§ **Task instructions**
Find how many lines contain the word "accept" and state that number alone.

┄┄┄┄┄┄┄┄┄┄

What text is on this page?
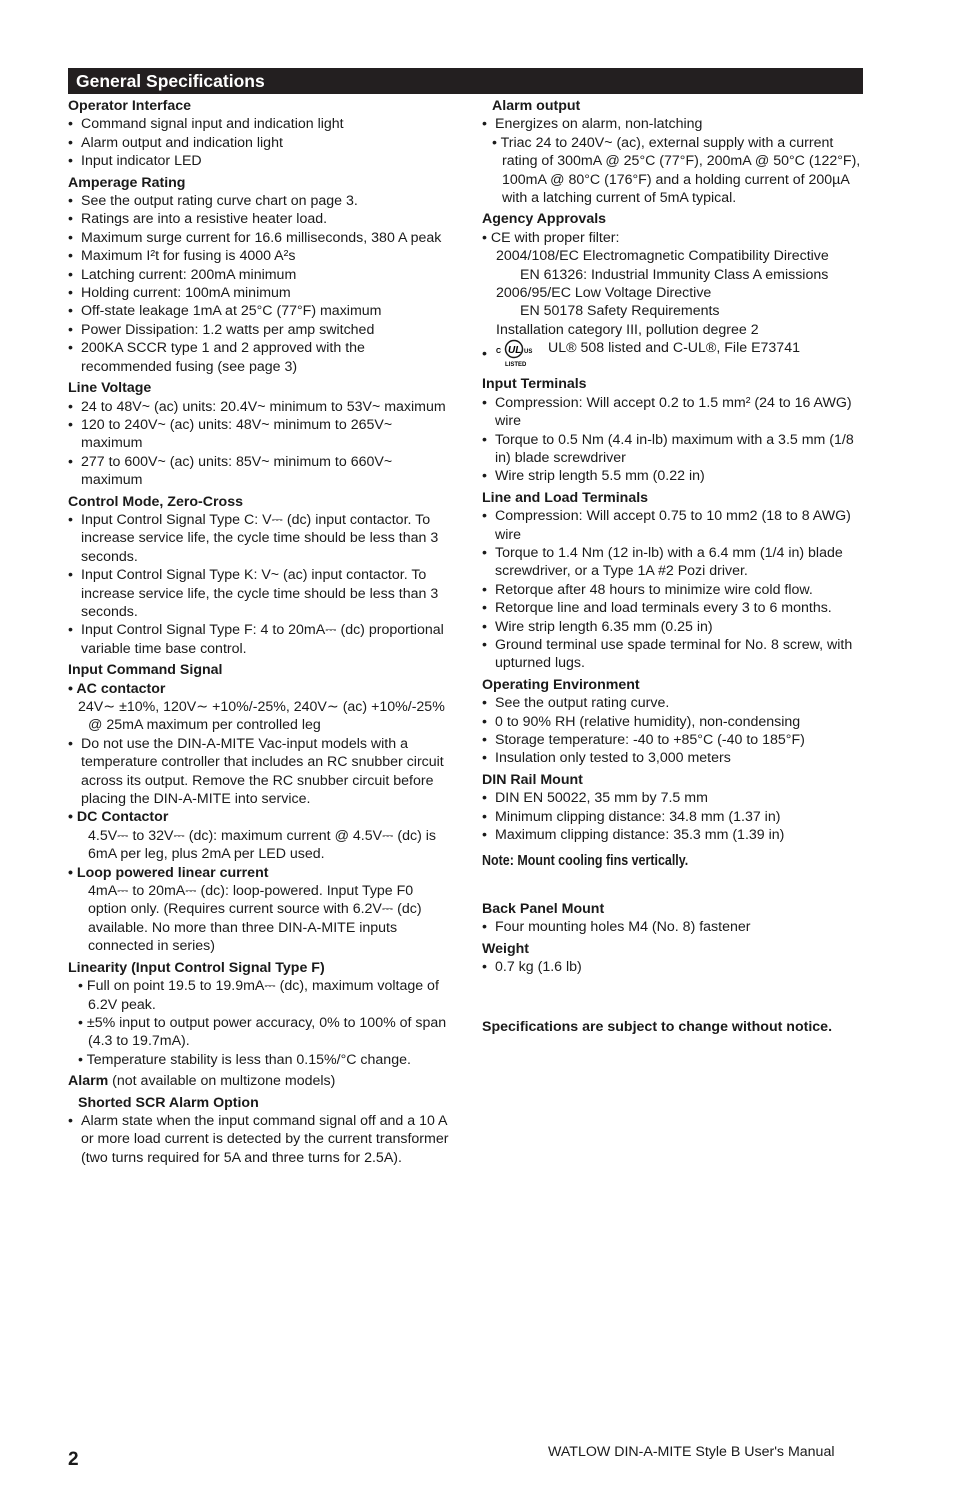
General Specifications
Operator Interface
• Command signal input and indication light
• Alarm output and indication light
• Input indicator LED
Amperage Rating
• See the output rating curve chart on page 3.
• Ratings are into a resistive heater load.
• Maximum surge current for 16.6 milliseconds, 380 A peak
• Maximum I²t for fusing is 4000 A²s
• Latching current: 200mA minimum
• Holding current: 100mA minimum
• Off-state leakage 1mA at 25°C (77°F) maximum
• Power Dissipation: 1.2 watts per amp switched
• 200KA SCCR type 1 and 2 approved with the recommended fusing (see page 3)
Line Voltage
• 24 to 48V~ (ac) units: 20.4V~ minimum to 53V~ maximum
• 120 to 240V~ (ac) units: 48V~ minimum to 265V~ maximum
• 277 to 600V~ (ac) units: 85V~ minimum to 660V~ maximum
Control Mode, Zero-Cross
• Input Control Signal Type C: V⎓ (dc) input contactor. To increase service life, the cycle time should be less than 3 seconds.
• Input Control Signal Type K: V~ (ac) input contactor. To increase service life, the cycle time should be less than 3 seconds.
• Input Control Signal Type F: 4 to 20mA⎓ (dc) proportional variable time base control.
Input Command Signal
• AC contactor
24V∼ ±10%, 120V∼ +10%/-25%, 240V∼ (ac) +10%/-25% @ 25mA maximum per controlled leg
• Do not use the DIN-A-MITE Vac-input models with a temperature controller that includes an RC snubber circuit across its output. Remove the RC snubber circuit before placing the DIN-A-MITE into service.
• DC Contactor
4.5V⎓ to 32V⎓ (dc): maximum current @ 4.5V⎓ (dc) is 6mA per leg, plus 2mA per LED used.
• Loop powered linear current
4mA⎓ to 20mA⎓ (dc): loop-powered. Input Type F0 option only. (Requires current source with 6.2V⎓ (dc) available. No more than three DIN-A-MITE inputs connected in series)
Linearity (Input Control Signal Type F)
• Full on point 19.5 to 19.9mA⎓ (dc), maximum voltage of 6.2V peak.
• ±5% input to output power accuracy, 0% to 100% of span (4.3 to 19.7mA).
• Temperature stability is less than 0.15%/°C change.
Alarm (not available on multizone models)
Shorted SCR Alarm Option
• Alarm state when the input command signal off and a 10 A or more load current is detected by the current transformer (two turns required for 5A and three turns for 2.5A).
Alarm output
• Energizes on alarm, non-latching
• Triac 24 to 240V~ (ac), external supply with a current rating of 300mA @ 25°C (77°F), 200mA @ 50°C (122°F), 100mA @ 80°C (176°F) and a holding current of 200µA with a latching current of 5mA typical.
Agency Approvals
• CE with proper filter:
2004/108/EC Electromagnetic Compatibility Directive
EN 61326: Industrial Immunity Class A emissions
2006/95/EC Low Voltage Directive
EN 50178 Safety Requirements
Installation category III, pollution degree 2
• C UL US
LISTED
UL® 508 listed and C-UL®, File E73741
Input Terminals
• Compression: Will accept 0.2 to 1.5 mm² (24 to 16 AWG) wire
• Torque to 0.5 Nm (4.4 in-lb) maximum with a 3.5 mm (1/8 in) blade screwdriver
• Wire strip length 5.5 mm (0.22 in)
Line and Load Terminals
• Compression: Will accept 0.75 to 10 mm2 (18 to 8 AWG) wire
• Torque to 1.4 Nm (12 in-lb) with a 6.4 mm (1/4 in) blade screwdriver, or a Type 1A #2 Pozi driver.
• Retorque after 48 hours to minimize wire cold flow.
• Retorque line and load terminals every 3 to 6 months.
• Wire strip length 6.35 mm (0.25 in)
• Ground terminal use spade terminal for No. 8 screw, with upturned lugs.
Operating Environment
• See the output rating curve.
• 0 to 90% RH (relative humidity), non-condensing
• Storage temperature: -40 to +85°C (-40 to 185°F)
• Insulation only tested to 3,000 meters
DIN Rail Mount
• DIN EN 50022, 35 mm by 7.5 mm
• Minimum clipping distance: 34.8 mm (1.37 in)
• Maximum clipping distance: 35.3 mm (1.39 in)
Note: Mount cooling fins vertically.
Back Panel Mount
• Four mounting holes M4 (No. 8) fastener
Weight
• 0.7 kg (1.6 lb)
Specifications are subject to change without notice.
2	WATLOW DIN-A-MITE Style B User's Manual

┄┄┄┄┄┄┄┄┄┄

§ **Problem solution**
2